## Exercise requirements
Pictures appear in the records below; write out everything else exactly.
:::::
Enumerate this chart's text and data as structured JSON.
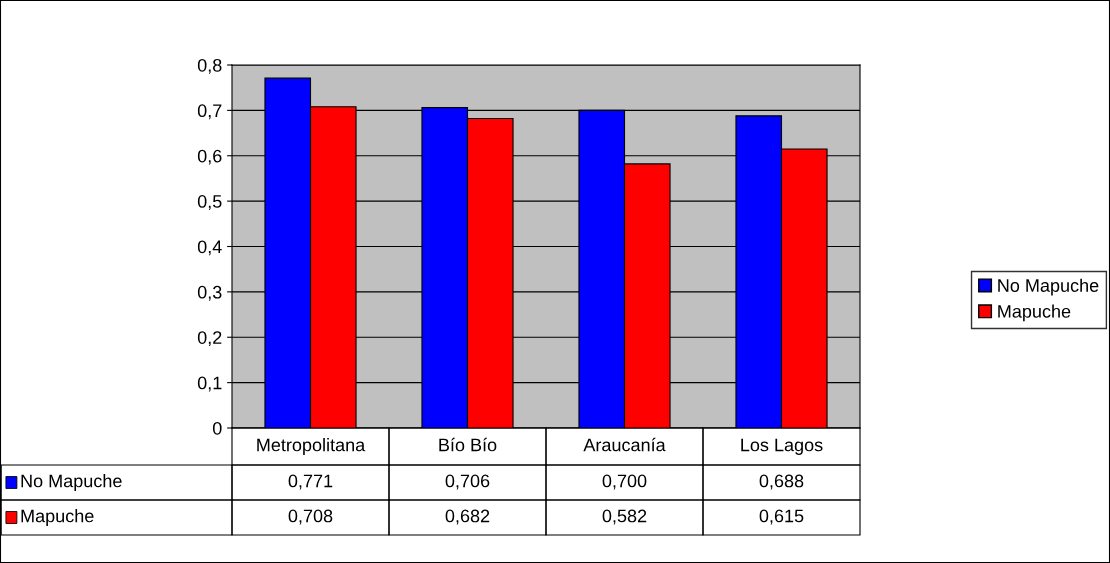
{
  "chart_data": {
    "type": "bar",
    "categories": [
      "Metropolitana",
      "Bío Bío",
      "Araucanía",
      "Los Lagos"
    ],
    "series": [
      {
        "name": "No Mapuche",
        "color": "#0000ff",
        "values": [
          0.771,
          0.706,
          0.7,
          0.688
        ],
        "value_labels": [
          "0,771",
          "0,706",
          "0,700",
          "0,688"
        ]
      },
      {
        "name": "Mapuche",
        "color": "#ff0000",
        "values": [
          0.708,
          0.682,
          0.582,
          0.615
        ],
        "value_labels": [
          "0,708",
          "0,682",
          "0,582",
          "0,615"
        ]
      }
    ],
    "ylim": [
      0,
      0.8
    ],
    "yticks": [
      {
        "value": 0,
        "label": "0"
      },
      {
        "value": 0.1,
        "label": "0,1"
      },
      {
        "value": 0.2,
        "label": "0,2"
      },
      {
        "value": 0.3,
        "label": "0,3"
      },
      {
        "value": 0.4,
        "label": "0,4"
      },
      {
        "value": 0.5,
        "label": "0,5"
      },
      {
        "value": 0.6,
        "label": "0,6"
      },
      {
        "value": 0.7,
        "label": "0,7"
      },
      {
        "value": 0.8,
        "label": "0,8"
      }
    ],
    "grid": "y",
    "legend": "right"
  }
}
:::::
## Correct response
Enumerate this chart's text and data as structured JSON.
{
  "chart_data": {
    "type": "bar",
    "categories": [
      "Metropolitana",
      "Bío Bío",
      "Araucanía",
      "Los Lagos"
    ],
    "series": [
      {
        "name": "No Mapuche",
        "color": "#0000ff",
        "values": [
          0.771,
          0.706,
          0.7,
          0.688
        ],
        "value_labels": [
          "0,771",
          "0,706",
          "0,700",
          "0,688"
        ]
      },
      {
        "name": "Mapuche",
        "color": "#ff0000",
        "values": [
          0.708,
          0.682,
          0.582,
          0.615
        ],
        "value_labels": [
          "0,708",
          "0,682",
          "0,582",
          "0,615"
        ]
      }
    ],
    "ylim": [
      0,
      0.8
    ],
    "yticks": [
      {
        "value": 0,
        "label": "0"
      },
      {
        "value": 0.1,
        "label": "0,1"
      },
      {
        "value": 0.2,
        "label": "0,2"
      },
      {
        "value": 0.3,
        "label": "0,3"
      },
      {
        "value": 0.4,
        "label": "0,4"
      },
      {
        "value": 0.5,
        "label": "0,5"
      },
      {
        "value": 0.6,
        "label": "0,6"
      },
      {
        "value": 0.7,
        "label": "0,7"
      },
      {
        "value": 0.8,
        "label": "0,8"
      }
    ],
    "grid": "y",
    "legend": "right"
  }
}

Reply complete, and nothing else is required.